Goal of the exercise:
Wherever a line holds the word "this", copy that line out.

Items from a dataset:
▼
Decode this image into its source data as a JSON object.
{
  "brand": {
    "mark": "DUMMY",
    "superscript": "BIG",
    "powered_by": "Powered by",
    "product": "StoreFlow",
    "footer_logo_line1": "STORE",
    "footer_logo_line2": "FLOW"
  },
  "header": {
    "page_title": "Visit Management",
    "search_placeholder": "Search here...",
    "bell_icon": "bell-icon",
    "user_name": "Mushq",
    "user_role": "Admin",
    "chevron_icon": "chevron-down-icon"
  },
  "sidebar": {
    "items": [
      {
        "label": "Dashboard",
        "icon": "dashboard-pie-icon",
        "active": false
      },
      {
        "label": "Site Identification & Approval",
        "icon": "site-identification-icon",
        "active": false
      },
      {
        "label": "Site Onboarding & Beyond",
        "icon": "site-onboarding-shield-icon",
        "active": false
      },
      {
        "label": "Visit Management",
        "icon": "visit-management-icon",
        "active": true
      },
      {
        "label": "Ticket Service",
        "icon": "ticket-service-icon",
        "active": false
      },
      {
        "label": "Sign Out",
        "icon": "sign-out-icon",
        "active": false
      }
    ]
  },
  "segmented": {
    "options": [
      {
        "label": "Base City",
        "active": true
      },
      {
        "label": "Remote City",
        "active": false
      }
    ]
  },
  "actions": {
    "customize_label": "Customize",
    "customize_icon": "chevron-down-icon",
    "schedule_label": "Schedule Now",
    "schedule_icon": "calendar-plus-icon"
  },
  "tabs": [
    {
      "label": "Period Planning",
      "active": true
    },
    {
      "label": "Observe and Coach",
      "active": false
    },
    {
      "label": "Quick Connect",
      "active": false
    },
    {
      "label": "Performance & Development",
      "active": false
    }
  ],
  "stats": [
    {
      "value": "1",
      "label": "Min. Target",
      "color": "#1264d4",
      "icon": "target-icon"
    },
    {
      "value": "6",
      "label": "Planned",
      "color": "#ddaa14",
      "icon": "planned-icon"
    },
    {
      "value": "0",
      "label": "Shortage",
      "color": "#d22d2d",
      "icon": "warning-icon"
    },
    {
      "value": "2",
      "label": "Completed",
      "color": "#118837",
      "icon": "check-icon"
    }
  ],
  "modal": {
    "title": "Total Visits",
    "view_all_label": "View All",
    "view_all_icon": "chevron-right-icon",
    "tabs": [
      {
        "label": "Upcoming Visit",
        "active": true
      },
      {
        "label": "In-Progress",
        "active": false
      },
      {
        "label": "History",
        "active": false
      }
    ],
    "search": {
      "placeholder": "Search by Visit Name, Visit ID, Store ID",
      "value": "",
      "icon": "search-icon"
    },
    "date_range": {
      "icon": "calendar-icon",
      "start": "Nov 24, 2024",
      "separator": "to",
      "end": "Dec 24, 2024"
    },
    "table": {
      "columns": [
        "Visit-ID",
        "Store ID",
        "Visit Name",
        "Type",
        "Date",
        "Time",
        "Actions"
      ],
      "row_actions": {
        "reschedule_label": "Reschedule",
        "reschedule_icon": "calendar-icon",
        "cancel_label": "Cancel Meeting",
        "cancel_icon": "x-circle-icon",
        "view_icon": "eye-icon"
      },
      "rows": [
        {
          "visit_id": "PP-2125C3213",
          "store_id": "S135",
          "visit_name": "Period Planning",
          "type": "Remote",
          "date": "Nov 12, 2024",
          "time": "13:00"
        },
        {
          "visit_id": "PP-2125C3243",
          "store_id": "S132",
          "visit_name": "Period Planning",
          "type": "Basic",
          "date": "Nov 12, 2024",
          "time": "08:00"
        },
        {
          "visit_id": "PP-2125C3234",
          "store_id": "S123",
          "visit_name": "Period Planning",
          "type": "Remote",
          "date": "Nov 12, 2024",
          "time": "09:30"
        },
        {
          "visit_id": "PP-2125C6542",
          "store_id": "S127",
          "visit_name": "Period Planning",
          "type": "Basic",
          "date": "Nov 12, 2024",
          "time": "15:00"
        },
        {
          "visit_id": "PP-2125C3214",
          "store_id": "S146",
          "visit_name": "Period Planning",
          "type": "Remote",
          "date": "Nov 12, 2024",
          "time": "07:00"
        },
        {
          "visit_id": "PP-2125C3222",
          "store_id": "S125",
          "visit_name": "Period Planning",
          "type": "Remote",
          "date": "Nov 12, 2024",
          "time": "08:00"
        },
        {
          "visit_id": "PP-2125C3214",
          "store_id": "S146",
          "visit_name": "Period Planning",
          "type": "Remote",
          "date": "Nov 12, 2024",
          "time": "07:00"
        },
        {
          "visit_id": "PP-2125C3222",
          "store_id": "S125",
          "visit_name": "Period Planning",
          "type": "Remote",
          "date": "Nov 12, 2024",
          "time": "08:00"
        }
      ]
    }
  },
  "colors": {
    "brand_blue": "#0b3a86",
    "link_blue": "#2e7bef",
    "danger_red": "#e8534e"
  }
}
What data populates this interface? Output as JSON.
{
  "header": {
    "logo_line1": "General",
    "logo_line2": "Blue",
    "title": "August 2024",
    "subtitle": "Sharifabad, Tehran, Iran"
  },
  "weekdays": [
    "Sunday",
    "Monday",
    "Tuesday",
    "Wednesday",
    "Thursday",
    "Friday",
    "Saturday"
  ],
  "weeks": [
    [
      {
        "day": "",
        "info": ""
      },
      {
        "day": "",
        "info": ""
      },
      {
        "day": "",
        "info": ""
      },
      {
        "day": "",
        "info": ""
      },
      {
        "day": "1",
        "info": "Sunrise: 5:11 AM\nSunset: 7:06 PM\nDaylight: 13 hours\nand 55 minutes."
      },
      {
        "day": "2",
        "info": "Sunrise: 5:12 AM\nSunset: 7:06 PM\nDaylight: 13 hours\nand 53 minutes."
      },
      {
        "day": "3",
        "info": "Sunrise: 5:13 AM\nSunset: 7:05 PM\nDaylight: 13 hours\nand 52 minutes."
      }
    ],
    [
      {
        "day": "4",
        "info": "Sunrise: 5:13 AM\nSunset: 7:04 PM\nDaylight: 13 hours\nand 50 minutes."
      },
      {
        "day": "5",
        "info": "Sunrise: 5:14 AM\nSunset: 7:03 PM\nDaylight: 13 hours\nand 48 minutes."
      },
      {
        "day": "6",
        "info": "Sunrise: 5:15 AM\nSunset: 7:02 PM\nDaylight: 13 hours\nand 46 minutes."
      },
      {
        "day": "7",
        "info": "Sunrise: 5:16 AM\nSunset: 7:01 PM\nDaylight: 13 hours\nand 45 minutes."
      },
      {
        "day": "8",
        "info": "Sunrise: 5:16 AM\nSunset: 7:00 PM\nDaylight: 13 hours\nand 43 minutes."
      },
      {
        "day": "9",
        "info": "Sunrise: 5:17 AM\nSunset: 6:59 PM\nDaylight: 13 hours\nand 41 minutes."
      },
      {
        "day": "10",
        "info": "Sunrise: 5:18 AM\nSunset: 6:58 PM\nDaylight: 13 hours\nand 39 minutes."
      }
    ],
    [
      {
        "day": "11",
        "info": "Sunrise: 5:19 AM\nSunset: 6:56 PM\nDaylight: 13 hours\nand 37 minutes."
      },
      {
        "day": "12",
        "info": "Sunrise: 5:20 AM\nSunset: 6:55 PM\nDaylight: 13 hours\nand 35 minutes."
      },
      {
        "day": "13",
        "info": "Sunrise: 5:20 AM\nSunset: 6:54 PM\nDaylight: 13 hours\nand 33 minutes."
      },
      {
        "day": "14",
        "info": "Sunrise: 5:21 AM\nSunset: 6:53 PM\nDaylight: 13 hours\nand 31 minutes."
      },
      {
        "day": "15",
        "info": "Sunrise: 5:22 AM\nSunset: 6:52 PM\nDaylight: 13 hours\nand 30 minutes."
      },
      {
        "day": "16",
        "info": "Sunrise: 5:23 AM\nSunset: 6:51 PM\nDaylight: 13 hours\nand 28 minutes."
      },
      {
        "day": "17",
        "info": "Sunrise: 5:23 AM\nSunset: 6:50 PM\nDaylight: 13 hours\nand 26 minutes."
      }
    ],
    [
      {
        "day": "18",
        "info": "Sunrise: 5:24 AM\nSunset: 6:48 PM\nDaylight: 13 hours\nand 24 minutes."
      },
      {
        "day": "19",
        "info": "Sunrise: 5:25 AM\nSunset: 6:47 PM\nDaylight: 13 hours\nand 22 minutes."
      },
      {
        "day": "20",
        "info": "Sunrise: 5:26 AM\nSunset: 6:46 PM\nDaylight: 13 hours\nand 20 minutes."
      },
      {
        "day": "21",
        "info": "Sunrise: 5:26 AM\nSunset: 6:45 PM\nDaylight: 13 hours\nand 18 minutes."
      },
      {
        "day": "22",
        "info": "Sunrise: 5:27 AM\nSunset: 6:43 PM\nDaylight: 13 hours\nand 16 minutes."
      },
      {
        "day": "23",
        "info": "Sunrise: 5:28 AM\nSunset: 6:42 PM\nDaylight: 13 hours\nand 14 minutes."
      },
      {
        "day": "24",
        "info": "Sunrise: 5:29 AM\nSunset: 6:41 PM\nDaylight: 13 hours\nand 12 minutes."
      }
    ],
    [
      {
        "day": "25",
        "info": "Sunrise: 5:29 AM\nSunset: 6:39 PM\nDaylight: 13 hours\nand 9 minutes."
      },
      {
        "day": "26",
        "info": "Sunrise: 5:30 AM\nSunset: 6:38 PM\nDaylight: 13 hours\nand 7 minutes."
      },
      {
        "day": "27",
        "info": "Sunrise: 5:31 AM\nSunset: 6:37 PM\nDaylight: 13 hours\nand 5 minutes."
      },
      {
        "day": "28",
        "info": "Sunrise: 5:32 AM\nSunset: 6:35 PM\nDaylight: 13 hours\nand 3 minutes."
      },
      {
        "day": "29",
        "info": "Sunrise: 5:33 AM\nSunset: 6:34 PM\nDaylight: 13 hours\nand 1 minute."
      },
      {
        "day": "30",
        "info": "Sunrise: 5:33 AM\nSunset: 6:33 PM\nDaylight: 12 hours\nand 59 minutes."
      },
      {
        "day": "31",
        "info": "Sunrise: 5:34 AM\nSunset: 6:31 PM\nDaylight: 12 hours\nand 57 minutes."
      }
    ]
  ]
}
▲
Output of the task:
Decode this image into its source data as a JSON object.
What data populates this interface? Output as JSON.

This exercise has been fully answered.